**Quoted text:**
━━━━━━━━━━━━━━━━━━━━
The Keystone Engine is a Assembler. The Capstone Engine is a Disssembler. The Unicorn Engine is an Emulator.

Slides and Code

Keystone, Capstone, and Unicorn - Code and Slides (Gzip Tarball 1.42)

Slides Only

Keystone, Capstone, and Unicorn (pdf - 1.58 MB)

Code Only

Code for the presentation only (Gzip Tarball 7 KB)

Code Example: keystone_example.py

This example will provide you with a GUI tool that wraps some of the Keystone functionality.

#!/usr/bin/env python
# -*- coding: utf-8 -*-
########################################################################
#
# Program: keystone_example.py
#
# Author: Travis Phillips
#
# Date: 02/12/2019
#
# Purpose: This application is to provide an example of how to use the
#          Keystone assembler engine. This code is an example for the
#          PyJax presentation presented on 02/12/2019.
━━━━━━━━━━━━━━━━━━━━
**Dataset extract:**
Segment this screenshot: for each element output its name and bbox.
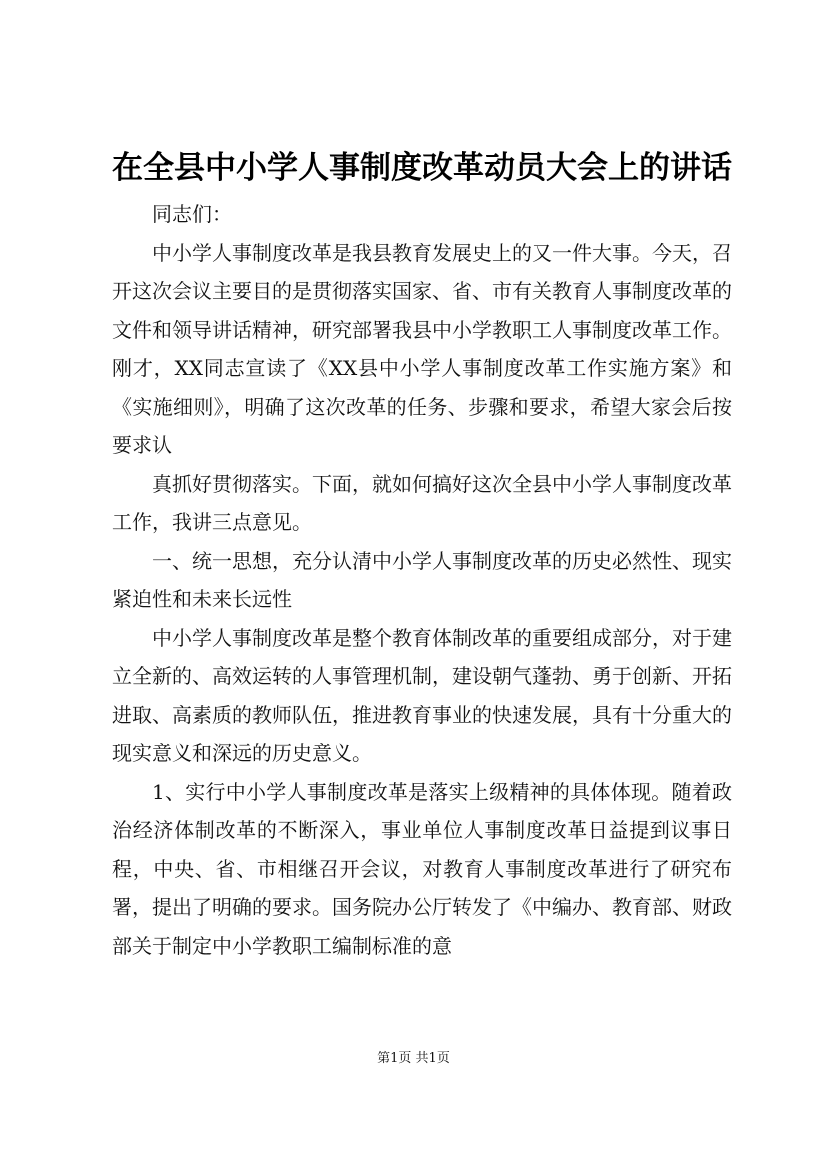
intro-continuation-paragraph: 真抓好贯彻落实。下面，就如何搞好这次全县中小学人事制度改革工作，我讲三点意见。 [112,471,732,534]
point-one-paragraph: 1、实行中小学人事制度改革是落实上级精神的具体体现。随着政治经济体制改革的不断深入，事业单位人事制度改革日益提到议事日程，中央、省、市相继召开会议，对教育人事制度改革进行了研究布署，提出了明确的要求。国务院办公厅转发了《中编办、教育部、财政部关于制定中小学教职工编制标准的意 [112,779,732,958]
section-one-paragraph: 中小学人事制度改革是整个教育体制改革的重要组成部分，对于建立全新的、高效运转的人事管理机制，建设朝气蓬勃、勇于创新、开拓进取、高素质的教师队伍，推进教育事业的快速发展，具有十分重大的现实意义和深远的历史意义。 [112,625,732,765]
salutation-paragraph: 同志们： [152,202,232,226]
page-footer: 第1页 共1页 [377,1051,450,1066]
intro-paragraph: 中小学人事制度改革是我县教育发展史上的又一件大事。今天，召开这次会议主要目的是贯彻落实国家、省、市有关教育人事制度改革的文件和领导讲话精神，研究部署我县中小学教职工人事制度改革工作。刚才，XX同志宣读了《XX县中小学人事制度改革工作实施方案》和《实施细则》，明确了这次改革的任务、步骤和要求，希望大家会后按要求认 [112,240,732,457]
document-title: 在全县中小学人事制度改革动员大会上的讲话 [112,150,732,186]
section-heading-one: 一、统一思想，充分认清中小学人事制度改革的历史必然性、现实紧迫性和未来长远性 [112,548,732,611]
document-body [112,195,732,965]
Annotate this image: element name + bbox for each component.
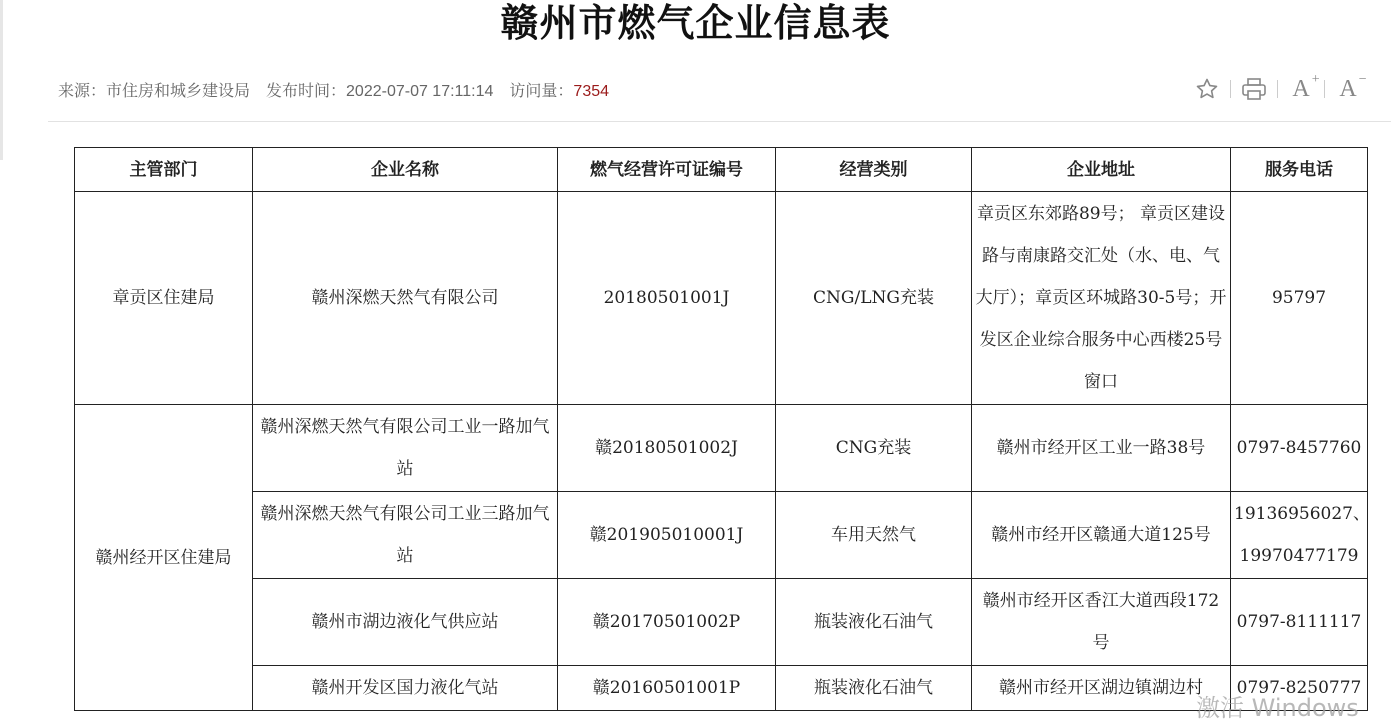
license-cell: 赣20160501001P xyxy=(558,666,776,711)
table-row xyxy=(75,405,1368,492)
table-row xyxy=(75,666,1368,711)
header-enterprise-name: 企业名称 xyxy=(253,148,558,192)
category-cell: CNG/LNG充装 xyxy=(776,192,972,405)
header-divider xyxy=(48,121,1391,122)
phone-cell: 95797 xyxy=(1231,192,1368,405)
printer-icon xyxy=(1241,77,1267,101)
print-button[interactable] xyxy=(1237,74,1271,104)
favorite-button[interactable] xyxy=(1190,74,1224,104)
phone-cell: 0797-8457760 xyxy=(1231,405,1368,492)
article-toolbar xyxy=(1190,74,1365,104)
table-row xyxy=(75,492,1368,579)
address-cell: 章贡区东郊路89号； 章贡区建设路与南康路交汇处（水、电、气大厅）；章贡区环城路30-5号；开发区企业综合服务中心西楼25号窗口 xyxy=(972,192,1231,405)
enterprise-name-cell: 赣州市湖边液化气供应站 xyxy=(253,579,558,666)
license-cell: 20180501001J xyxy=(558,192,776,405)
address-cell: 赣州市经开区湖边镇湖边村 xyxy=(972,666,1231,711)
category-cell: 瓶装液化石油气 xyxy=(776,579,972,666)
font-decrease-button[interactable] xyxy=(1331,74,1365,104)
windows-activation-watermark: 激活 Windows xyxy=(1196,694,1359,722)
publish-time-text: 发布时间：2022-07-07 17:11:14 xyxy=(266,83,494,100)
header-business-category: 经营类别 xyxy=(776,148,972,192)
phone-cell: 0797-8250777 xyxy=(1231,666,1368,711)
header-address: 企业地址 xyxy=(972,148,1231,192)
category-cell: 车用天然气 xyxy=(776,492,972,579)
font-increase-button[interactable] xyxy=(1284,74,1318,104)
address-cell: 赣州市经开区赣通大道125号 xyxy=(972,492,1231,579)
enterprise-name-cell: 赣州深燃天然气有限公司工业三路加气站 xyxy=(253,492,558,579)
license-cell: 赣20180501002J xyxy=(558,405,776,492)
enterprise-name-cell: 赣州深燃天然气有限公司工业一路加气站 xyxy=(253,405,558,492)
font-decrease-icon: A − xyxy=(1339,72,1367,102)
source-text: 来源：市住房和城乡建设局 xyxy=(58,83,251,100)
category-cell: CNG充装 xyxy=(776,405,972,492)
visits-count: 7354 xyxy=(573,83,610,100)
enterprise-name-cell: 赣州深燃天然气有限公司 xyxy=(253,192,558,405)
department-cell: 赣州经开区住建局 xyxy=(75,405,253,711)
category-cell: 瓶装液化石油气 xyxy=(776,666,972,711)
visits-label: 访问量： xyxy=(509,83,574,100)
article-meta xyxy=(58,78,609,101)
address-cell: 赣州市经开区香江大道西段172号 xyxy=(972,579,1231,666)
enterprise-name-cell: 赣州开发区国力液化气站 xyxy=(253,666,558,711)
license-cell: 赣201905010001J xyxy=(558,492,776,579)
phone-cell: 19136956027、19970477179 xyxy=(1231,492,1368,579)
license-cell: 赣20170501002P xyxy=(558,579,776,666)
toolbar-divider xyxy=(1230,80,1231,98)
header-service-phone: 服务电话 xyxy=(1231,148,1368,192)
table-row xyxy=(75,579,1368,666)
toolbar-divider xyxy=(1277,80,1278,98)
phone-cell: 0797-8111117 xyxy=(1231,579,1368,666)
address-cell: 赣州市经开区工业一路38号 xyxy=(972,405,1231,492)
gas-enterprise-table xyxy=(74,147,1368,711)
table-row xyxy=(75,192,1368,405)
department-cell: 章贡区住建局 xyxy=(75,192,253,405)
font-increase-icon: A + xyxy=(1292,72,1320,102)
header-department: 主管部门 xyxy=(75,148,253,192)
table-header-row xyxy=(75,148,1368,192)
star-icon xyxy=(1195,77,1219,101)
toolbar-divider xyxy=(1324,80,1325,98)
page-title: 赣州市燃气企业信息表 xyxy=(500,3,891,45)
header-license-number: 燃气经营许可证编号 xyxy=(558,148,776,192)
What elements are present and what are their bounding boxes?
━━━━━━━━━━━━━━━━━━━━
**Exercise tasks:**
- 1) Translate this sentence from the Keystone, Capstone, and Unicorn page into Spanish: "This example will provide you with a GUI tool that wraps some of the Keystone functionality."
- 2) According to the Keystone, Capstone, and Unicorn page, what kind of engine is the Unicorn Engine?

**Solution list:**
- 1) Este ejemplo te proporcionará una herramienta con interfaz gráfica que envuelve parte de la funcionalidad de Keystone.

- 2) The Unicorn Engine is an emulator.